__PROMPT__
Within this material, how many lines have the string "Precision" in them? The answer is a number, with nothing added.

○ ○ ○ ○ ○

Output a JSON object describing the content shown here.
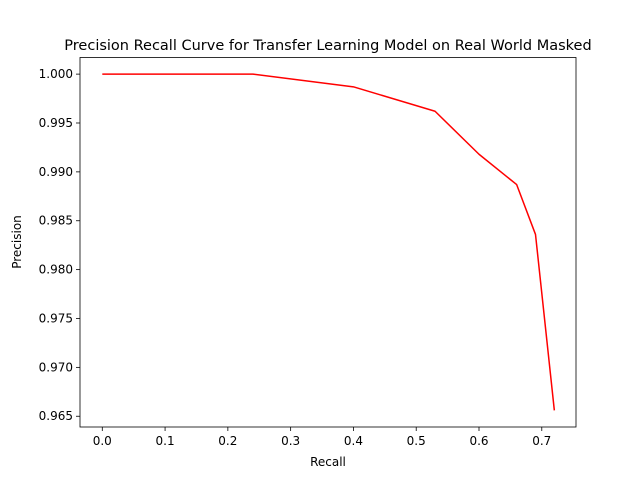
{
  "chart_data": {
    "type": "line",
    "title": "Precision Recall Curve for Transfer Learning Model on Real World Masked",
    "xlabel": "Recall",
    "ylabel": "Precision",
    "xlim": [
      -0.0355,
      0.7545
    ],
    "ylim": [
      0.9639,
      1.0017
    ],
    "xticks": [
      0.0,
      0.1,
      0.2,
      0.3,
      0.4,
      0.5,
      0.6,
      0.7
    ],
    "xtick_labels": [
      "0.0",
      "0.1",
      "0.2",
      "0.3",
      "0.4",
      "0.5",
      "0.6",
      "0.7"
    ],
    "yticks": [
      0.965,
      0.97,
      0.975,
      0.98,
      0.985,
      0.99,
      0.995,
      1.0
    ],
    "ytick_labels": [
      "0.965",
      "0.970",
      "0.975",
      "0.980",
      "0.985",
      "0.990",
      "0.995",
      "1.000"
    ],
    "grid": false,
    "series": [
      {
        "color": "#ff0000",
        "x": [
          0.0,
          0.24,
          0.4,
          0.53,
          0.6,
          0.66,
          0.69,
          0.72
        ],
        "y": [
          1.0,
          1.0,
          0.9987,
          0.9962,
          0.9918,
          0.9887,
          0.9836,
          0.9656
        ]
      }
    ]
  }
}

○ ○ ○ ○ ○

__THE RESPONSE__
2